Problema proposto 1: Transforme em lista numerada as linhas dos registros que vão da linha com "dimension a: up arrow line" até a linha com "digit 1 of label", inclusive, deixando de fora as linhas em branco.

Texto fornecido:

Mas – acrescentou – permanece o fato de que, enquanto Biden impôs “sanções massivas contra a Federação Russa”, Trump “se retirou do Tratado de Forças Nucleares de Alcance Intermediário”.
“Digo com toda a sinceridade que depois das eleições nada de essencial mudará na política externa americana em relação à Rússia. Ninguém nos Estados Unidos está interessado na Ucrânia. Interessados, sim, na hegemonia dos Estados Unidos, que lutam não pela Ucrânia e não pelo povo ucraniano, mas por sua hegemonia no mundo”.
Sobre a relação China-Rússia, em resposta ao editor-chefe da agência de notícias chinesa Xinhua, Lu Yansong , o presidente Putin enfatizou que se baseia “em interesses mútuos profundos, há 15 anos que a China tem sido o nosso principal parceiro comercial e econômico. Agora o volume de negócios comercial supera as nossas expectativas, 240 bilhões de dólares”.
“O fato é que estamos diversificando, não é apenas petróleo, gás, carvão e eletricidade, estamos construindo centrais nucleares na República Popular da China. Também temos boas perspectivas no domínio da alta tecnologia, fabrico de aeronaves, inteligência artificial”.
“Estas são conquistas simplesmente únicas e o Partido Comunista Chinês é a principal força política na China. É claro que tudo o que é feito acontece sob a liderança do Partido Comunista da República Popular da China.”
Nossos especialistas dizem que “uma análise do que está acontecendo na economia chinesa e nas economias líderes, incluindo os Estados Unidos, mostra que os chineses conseguiram criar um modelo de desenvolvimento econômico único, mas muito eficaz, mais eficaz do que nos Estados Unidos”.
Quanto às tentativas de Washington e de certos países europeus de frear o desenvolvimento chinês, para Putin é “um grande erro”. “‘Os chineses estão superproduzindo carros elétricos’. Quem está dizendo isso? Se a China produz certo número de automóveis e o mercado absorve tudo, de que tipo de superprodução está se falando?”
“Isso pode ser chamado de superprodução? Não, isso tem um nome diferente, é chamado de tentativa de limitar o crescimento por meios não mercantis. Quanto a outras áreas, só posso repetir que a nossa interação na cena internacional é um elemento dissuasor e de estabilidade”.
À agência turca Anadolu, o presidente russo disse que o que está acontecendo agora em Gaza “não é muito semelhante à guerra, é um tipo de destruição total da população civil”.

Problema proposto 2:
As afirmações abaixo concordam com o texto sobre as falas de Putin? Responda sim ou não para cada uma e cite literalmente as palavras do texto que decidem a resposta.
(a) O volume de negócios comercial entre a Rússia e a China chega a 240 bilhões de dólares.
(b) A Rússia está construindo centrais nucleares na China.
(c) Putin considera acertadas as tentativas de Washington e de certos países europeus de frear o desenvolvimento chinês.

Os dados:
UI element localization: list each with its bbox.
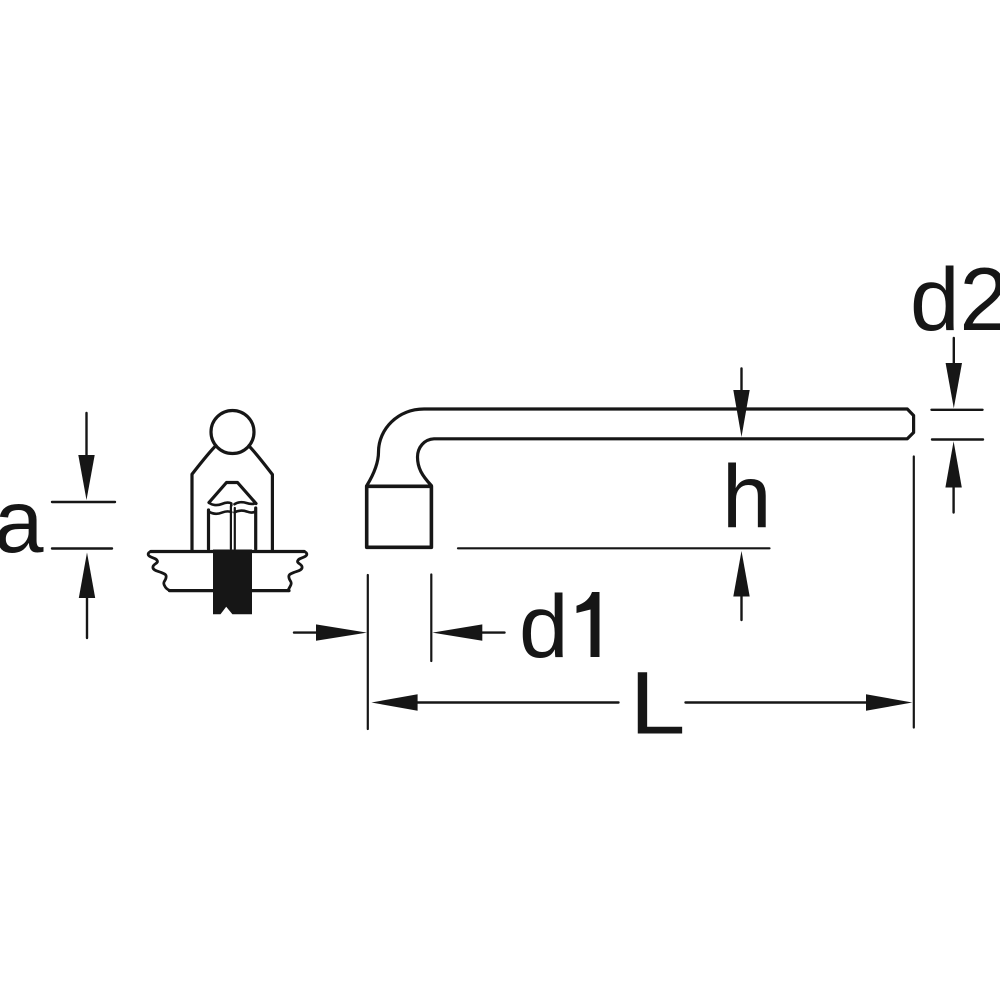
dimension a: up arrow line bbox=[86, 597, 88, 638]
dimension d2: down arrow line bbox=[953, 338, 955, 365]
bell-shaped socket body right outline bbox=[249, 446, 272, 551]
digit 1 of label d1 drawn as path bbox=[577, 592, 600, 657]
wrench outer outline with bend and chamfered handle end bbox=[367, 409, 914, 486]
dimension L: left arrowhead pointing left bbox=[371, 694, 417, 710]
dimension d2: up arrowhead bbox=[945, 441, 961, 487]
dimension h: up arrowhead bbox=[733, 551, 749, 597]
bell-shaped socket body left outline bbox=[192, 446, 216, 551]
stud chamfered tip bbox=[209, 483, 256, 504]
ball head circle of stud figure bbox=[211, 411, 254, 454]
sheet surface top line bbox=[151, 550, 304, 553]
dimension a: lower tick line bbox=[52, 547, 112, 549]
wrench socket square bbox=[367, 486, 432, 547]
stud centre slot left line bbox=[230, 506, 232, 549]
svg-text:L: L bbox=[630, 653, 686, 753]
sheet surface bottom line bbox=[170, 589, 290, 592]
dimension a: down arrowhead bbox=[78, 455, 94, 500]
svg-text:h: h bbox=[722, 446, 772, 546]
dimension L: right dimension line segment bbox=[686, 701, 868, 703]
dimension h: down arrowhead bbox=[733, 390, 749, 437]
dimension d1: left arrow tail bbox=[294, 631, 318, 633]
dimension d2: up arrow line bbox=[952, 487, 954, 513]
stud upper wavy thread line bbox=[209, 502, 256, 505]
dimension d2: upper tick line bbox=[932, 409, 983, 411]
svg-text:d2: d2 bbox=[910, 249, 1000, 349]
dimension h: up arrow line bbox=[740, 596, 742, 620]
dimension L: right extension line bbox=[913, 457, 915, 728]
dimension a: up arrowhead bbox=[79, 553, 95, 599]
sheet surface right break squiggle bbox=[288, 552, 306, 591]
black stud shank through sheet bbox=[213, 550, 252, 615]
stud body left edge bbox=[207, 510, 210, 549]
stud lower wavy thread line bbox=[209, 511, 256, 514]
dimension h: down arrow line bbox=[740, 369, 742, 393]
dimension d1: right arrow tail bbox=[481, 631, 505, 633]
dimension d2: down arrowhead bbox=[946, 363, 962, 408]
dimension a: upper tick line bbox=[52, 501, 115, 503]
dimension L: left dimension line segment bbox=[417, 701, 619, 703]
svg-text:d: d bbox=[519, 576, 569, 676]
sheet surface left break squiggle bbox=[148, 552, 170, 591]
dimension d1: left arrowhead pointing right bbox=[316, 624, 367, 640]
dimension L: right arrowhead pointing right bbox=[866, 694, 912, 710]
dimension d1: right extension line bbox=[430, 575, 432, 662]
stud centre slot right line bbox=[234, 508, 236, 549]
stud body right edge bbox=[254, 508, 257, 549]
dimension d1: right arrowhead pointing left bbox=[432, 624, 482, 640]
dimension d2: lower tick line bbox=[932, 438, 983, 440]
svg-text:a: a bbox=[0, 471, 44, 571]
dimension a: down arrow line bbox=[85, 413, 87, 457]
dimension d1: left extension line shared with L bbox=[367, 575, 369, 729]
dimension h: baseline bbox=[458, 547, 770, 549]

Resposta esperada 1:
1. dimension a: up arrow line bbox=[86, 597, 88, 638]
2. dimension d2: down arrow line bbox=[953, 338, 955, 365]
3. bell-shaped socket body right outline bbox=[249, 446, 272, 551]
4. digit 1 of label d1 drawn as path bbox=[577, 592, 600, 657]

Resposta esperada 2:
(a) Sim: "Agora o volume de negócios comercial supera as nossas expectativas, 240 bilhões de dólares".
(b) Sim: "estamos construindo centrais nucleares na República Popular da China".
(c) Não: "para Putin é “um grande erro”".